Saved data entries:
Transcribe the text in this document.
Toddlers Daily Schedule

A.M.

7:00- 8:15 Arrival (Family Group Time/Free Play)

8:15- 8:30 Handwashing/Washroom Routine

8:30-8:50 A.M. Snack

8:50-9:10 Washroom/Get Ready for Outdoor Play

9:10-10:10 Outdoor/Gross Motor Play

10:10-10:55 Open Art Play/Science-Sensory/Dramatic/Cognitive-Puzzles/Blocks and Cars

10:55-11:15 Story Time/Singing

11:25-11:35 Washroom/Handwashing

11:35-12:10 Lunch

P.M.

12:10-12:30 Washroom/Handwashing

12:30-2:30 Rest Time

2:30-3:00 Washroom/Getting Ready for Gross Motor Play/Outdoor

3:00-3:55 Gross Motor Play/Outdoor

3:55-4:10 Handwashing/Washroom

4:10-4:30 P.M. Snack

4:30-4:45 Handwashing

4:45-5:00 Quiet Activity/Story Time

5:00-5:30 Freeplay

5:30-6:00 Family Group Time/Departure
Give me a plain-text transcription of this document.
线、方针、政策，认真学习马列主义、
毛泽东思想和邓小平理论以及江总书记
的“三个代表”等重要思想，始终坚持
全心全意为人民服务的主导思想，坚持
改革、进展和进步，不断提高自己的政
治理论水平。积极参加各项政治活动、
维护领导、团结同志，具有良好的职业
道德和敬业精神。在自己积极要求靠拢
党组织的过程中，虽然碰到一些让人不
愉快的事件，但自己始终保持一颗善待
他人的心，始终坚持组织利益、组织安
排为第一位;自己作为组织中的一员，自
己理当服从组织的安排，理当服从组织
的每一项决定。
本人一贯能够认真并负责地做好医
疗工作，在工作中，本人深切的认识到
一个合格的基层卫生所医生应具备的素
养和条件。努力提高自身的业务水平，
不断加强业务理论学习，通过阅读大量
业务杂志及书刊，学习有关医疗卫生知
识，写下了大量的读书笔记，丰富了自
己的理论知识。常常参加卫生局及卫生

→ **Written problem**: Copy out every line from the one containing "Give me a plain-text" to the end of the material, both ends included.

→ **Task answer**:
Give me a plain-text transcription of this document.
线、方针、政策，认真学习马列主义、
毛泽东思想和邓小平理论以及江总书记
的“三个代表”等重要思想，始终坚持
全心全意为人民服务的主导思想，坚持
改革、进展和进步，不断提高自己的政
治理论水平。积极参加各项政治活动、
维护领导、团结同志，具有良好的职业
道德和敬业精神。在自己积极要求靠拢
党组织的过程中，虽然碰到一些让人不
愉快的事件，但自己始终保持一颗善待
他人的心，始终坚持组织利益、组织安
排为第一位;自己作为组织中的一员，自
己理当服从组织的安排，理当服从组织
的每一项决定。
本人一贯能够认真并负责地做好医
疗工作，在工作中，本人深切的认识到
一个合格的基层卫生所医生应具备的素
养和条件。努力提高自身的业务水平，
不断加强业务理论学习，通过阅读大量
业务杂志及书刊，学习有关医疗卫生知
识，写下了大量的读书笔记，丰富了自
己的理论知识。常常参加卫生局及卫生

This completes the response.